PROBLEM TO WORK ON:
Send back all the data below, exactly as given.

[start]

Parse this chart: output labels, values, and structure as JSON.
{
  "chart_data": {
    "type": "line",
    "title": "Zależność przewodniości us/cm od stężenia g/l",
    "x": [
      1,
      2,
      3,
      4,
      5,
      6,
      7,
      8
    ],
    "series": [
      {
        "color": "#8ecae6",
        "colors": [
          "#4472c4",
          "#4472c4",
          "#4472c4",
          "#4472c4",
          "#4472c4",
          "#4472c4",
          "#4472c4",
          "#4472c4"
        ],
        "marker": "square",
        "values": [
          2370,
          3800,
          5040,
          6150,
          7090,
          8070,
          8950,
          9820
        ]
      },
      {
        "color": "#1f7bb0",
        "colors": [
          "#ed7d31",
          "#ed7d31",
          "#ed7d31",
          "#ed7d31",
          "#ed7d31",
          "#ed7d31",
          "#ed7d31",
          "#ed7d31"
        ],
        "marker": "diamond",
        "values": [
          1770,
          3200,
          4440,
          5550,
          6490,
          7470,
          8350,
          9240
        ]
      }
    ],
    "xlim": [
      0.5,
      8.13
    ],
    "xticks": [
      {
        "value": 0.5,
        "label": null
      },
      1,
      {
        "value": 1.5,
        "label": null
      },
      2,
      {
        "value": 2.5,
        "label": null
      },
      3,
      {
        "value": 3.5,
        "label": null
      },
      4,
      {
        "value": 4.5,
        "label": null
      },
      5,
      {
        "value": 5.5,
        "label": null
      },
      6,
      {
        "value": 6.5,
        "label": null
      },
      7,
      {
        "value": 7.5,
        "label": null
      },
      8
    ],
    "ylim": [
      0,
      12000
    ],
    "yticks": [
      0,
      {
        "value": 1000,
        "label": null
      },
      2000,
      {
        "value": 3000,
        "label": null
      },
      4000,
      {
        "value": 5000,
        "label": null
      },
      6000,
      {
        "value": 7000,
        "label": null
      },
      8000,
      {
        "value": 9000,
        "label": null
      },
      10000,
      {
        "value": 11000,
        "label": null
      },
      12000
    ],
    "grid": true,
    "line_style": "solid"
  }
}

[end]

THE REPLY:
Parse this chart: output labels, values, and structure as JSON.
{
  "chart_data": {
    "type": "line",
    "title": "Zależność przewodniości us/cm od stężenia g/l",
    "x": [
      1,
      2,
      3,
      4,
      5,
      6,
      7,
      8
    ],
    "series": [
      {
        "color": "#8ecae6",
        "colors": [
          "#4472c4",
          "#4472c4",
          "#4472c4",
          "#4472c4",
          "#4472c4",
          "#4472c4",
          "#4472c4",
          "#4472c4"
        ],
        "marker": "square",
        "values": [
          2370,
          3800,
          5040,
          6150,
          7090,
          8070,
          8950,
          9820
        ]
      },
      {
        "color": "#1f7bb0",
        "colors": [
          "#ed7d31",
          "#ed7d31",
          "#ed7d31",
          "#ed7d31",
          "#ed7d31",
          "#ed7d31",
          "#ed7d31",
          "#ed7d31"
        ],
        "marker": "diamond",
        "values": [
          1770,
          3200,
          4440,
          5550,
          6490,
          7470,
          8350,
          9240
        ]
      }
    ],
    "xlim": [
      0.5,
      8.13
    ],
    "xticks": [
      {
        "value": 0.5,
        "label": null
      },
      1,
      {
        "value": 1.5,
        "label": null
      },
      2,
      {
        "value": 2.5,
        "label": null
      },
      3,
      {
        "value": 3.5,
        "label": null
      },
      4,
      {
        "value": 4.5,
        "label": null
      },
      5,
      {
        "value": 5.5,
        "label": null
      },
      6,
      {
        "value": 6.5,
        "label": null
      },
      7,
      {
        "value": 7.5,
        "label": null
      },
      8
    ],
    "ylim": [
      0,
      12000
    ],
    "yticks": [
      0,
      {
        "value": 1000,
        "label": null
      },
      2000,
      {
        "value": 3000,
        "label": null
      },
      4000,
      {
        "value": 5000,
        "label": null
      },
      6000,
      {
        "value": 7000,
        "label": null
      },
      8000,
      {
        "value": 9000,
        "label": null
      },
      10000,
      {
        "value": 11000,
        "label": null
      },
      12000
    ],
    "grid": true,
    "line_style": "solid"
  }
}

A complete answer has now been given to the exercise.